● **The exercise**
Copy out each line in the material below that has the word "this".

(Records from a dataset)
((

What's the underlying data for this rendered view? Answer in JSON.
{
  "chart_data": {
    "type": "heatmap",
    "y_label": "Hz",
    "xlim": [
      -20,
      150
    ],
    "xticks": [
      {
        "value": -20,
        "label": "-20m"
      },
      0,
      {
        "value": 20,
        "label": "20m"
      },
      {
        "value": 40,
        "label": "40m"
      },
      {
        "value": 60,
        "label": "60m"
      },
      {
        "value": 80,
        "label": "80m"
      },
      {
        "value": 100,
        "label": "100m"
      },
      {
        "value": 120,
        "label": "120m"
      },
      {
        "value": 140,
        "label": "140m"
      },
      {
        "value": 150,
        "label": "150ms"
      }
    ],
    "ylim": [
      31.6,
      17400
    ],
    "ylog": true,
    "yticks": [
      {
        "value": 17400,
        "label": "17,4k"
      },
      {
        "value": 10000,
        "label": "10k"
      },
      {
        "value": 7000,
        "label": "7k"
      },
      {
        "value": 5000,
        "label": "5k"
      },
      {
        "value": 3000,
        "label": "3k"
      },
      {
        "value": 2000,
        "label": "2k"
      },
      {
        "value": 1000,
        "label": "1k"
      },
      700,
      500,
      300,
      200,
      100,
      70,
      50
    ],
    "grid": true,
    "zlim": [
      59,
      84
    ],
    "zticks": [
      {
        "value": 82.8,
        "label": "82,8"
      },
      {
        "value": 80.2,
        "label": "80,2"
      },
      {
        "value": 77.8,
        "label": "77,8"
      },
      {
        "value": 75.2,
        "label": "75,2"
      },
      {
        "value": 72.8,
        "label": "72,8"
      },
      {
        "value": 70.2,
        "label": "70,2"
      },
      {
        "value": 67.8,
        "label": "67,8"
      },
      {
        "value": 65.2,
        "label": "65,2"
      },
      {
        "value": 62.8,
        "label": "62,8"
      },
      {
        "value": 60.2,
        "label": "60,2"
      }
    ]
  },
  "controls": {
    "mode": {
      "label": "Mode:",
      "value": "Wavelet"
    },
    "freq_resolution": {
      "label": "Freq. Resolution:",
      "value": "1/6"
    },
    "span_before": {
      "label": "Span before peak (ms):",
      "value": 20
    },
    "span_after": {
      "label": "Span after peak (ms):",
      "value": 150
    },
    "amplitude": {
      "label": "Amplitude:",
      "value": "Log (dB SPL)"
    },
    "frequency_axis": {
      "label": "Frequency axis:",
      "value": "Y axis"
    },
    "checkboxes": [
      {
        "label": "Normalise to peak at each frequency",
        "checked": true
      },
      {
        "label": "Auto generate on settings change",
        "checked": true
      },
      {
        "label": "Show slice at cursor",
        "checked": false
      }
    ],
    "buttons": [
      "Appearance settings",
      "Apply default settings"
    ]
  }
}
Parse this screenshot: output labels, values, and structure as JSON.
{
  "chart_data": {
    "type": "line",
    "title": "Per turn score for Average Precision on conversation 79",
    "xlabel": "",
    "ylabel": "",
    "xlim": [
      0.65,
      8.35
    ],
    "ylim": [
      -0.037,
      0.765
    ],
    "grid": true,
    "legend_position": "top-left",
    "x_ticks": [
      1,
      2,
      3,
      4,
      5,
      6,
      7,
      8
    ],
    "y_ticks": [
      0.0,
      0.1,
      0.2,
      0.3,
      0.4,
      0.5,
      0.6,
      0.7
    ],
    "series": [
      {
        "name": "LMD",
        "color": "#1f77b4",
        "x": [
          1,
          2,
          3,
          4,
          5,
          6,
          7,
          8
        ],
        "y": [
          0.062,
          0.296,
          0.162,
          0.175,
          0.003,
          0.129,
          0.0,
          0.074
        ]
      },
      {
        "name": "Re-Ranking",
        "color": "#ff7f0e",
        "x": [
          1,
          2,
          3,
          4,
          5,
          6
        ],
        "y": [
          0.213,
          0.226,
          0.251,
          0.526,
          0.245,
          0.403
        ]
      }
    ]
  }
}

))

● **Answer for the task**
What's the underlying data for this rendered view? Answer in JSON.
Parse this screenshot: output labels, values, and structure as JSON.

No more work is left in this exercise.